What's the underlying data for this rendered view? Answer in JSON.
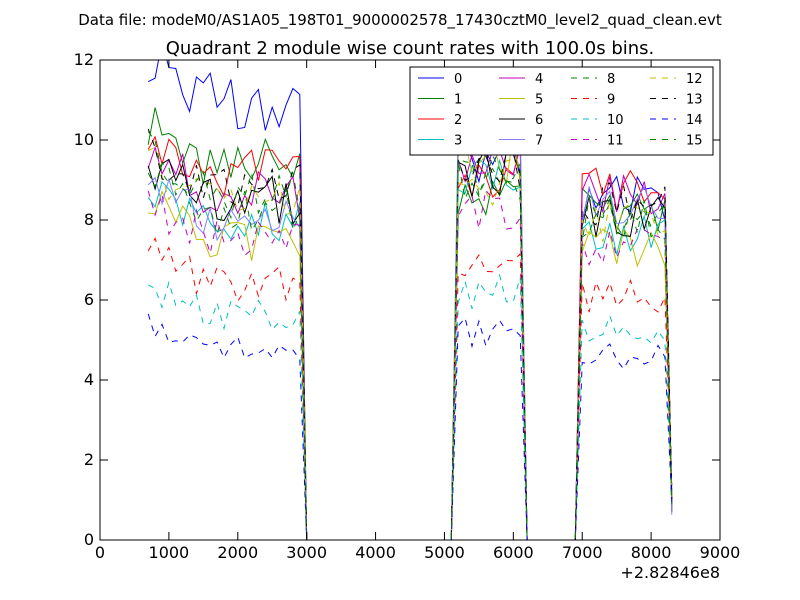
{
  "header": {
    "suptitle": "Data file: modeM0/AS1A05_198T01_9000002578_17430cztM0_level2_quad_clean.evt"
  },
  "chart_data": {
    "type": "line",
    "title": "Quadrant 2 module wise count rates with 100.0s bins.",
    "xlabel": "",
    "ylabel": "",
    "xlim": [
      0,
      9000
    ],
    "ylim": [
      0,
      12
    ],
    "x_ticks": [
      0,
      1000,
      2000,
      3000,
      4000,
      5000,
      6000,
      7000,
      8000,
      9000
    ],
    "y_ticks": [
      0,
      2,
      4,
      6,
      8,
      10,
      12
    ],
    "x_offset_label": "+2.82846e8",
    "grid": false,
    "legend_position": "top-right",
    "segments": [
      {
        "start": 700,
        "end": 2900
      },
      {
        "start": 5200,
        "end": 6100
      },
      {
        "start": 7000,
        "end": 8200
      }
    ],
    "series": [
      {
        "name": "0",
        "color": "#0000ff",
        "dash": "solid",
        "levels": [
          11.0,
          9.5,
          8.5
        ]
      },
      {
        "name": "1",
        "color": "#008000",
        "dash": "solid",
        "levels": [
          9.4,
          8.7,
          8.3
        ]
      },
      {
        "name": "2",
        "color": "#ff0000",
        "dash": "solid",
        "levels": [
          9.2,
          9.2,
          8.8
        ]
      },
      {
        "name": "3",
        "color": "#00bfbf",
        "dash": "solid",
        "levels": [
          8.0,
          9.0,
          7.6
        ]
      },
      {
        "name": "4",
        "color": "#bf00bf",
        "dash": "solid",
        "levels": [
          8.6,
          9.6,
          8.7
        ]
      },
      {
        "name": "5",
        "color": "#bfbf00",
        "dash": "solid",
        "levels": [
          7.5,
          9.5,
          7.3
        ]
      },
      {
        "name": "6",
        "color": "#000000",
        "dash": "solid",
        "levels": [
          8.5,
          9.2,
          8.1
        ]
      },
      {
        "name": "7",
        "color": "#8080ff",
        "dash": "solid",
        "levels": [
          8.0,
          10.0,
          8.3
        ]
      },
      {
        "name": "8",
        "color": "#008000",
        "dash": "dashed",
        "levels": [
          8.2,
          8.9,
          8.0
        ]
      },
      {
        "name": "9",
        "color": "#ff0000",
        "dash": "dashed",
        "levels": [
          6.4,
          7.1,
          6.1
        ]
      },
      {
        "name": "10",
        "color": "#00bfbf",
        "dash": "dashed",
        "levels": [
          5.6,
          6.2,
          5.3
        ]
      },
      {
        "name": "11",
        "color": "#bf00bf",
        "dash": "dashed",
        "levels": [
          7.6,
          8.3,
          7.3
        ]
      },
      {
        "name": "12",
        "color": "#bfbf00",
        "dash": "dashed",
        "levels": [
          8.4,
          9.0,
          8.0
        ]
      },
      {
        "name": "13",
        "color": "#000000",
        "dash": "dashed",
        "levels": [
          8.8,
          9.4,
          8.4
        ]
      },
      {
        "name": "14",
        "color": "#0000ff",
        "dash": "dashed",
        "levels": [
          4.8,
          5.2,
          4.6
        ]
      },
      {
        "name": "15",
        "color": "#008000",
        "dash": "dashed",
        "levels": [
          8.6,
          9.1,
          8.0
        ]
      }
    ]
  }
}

+--

Give every record back exactly as it reads, with no images.

#### ANSWER FOR THIS EXERCISE:
What's the underlying data for this rendered view? Answer in JSON.
{
  "header": {
    "suptitle": "Data file: modeM0/AS1A05_198T01_9000002578_17430cztM0_level2_quad_clean.evt"
  },
  "chart_data": {
    "type": "line",
    "title": "Quadrant 2 module wise count rates with 100.0s bins.",
    "xlabel": "",
    "ylabel": "",
    "xlim": [
      0,
      9000
    ],
    "ylim": [
      0,
      12
    ],
    "x_ticks": [
      0,
      1000,
      2000,
      3000,
      4000,
      5000,
      6000,
      7000,
      8000,
      9000
    ],
    "y_ticks": [
      0,
      2,
      4,
      6,
      8,
      10,
      12
    ],
    "x_offset_label": "+2.82846e8",
    "grid": false,
    "legend_position": "top-right",
    "segments": [
      {
        "start": 700,
        "end": 2900
      },
      {
        "start": 5200,
        "end": 6100
      },
      {
        "start": 7000,
        "end": 8200
      }
    ],
    "series": [
      {
        "name": "0",
        "color": "#0000ff",
        "dash": "solid",
        "levels": [
          11.0,
          9.5,
          8.5
        ]
      },
      {
        "name": "1",
        "color": "#008000",
        "dash": "solid",
        "levels": [
          9.4,
          8.7,
          8.3
        ]
      },
      {
        "name": "2",
        "color": "#ff0000",
        "dash": "solid",
        "levels": [
          9.2,
          9.2,
          8.8
        ]
      },
      {
        "name": "3",
        "color": "#00bfbf",
        "dash": "solid",
        "levels": [
          8.0,
          9.0,
          7.6
        ]
      },
      {
        "name": "4",
        "color": "#bf00bf",
        "dash": "solid",
        "levels": [
          8.6,
          9.6,
          8.7
        ]
      },
      {
        "name": "5",
        "color": "#bfbf00",
        "dash": "solid",
        "levels": [
          7.5,
          9.5,
          7.3
        ]
      },
      {
        "name": "6",
        "color": "#000000",
        "dash": "solid",
        "levels": [
          8.5,
          9.2,
          8.1
        ]
      },
      {
        "name": "7",
        "color": "#8080ff",
        "dash": "solid",
        "levels": [
          8.0,
          10.0,
          8.3
        ]
      },
      {
        "name": "8",
        "color": "#008000",
        "dash": "dashed",
        "levels": [
          8.2,
          8.9,
          8.0
        ]
      },
      {
        "name": "9",
        "color": "#ff0000",
        "dash": "dashed",
        "levels": [
          6.4,
          7.1,
          6.1
        ]
      },
      {
        "name": "10",
        "color": "#00bfbf",
        "dash": "dashed",
        "levels": [
          5.6,
          6.2,
          5.3
        ]
      },
      {
        "name": "11",
        "color": "#bf00bf",
        "dash": "dashed",
        "levels": [
          7.6,
          8.3,
          7.3
        ]
      },
      {
        "name": "12",
        "color": "#bfbf00",
        "dash": "dashed",
        "levels": [
          8.4,
          9.0,
          8.0
        ]
      },
      {
        "name": "13",
        "color": "#000000",
        "dash": "dashed",
        "levels": [
          8.8,
          9.4,
          8.4
        ]
      },
      {
        "name": "14",
        "color": "#0000ff",
        "dash": "dashed",
        "levels": [
          4.8,
          5.2,
          4.6
        ]
      },
      {
        "name": "15",
        "color": "#008000",
        "dash": "dashed",
        "levels": [
          8.6,
          9.1,
          8.0
        ]
      }
    ]
  }
}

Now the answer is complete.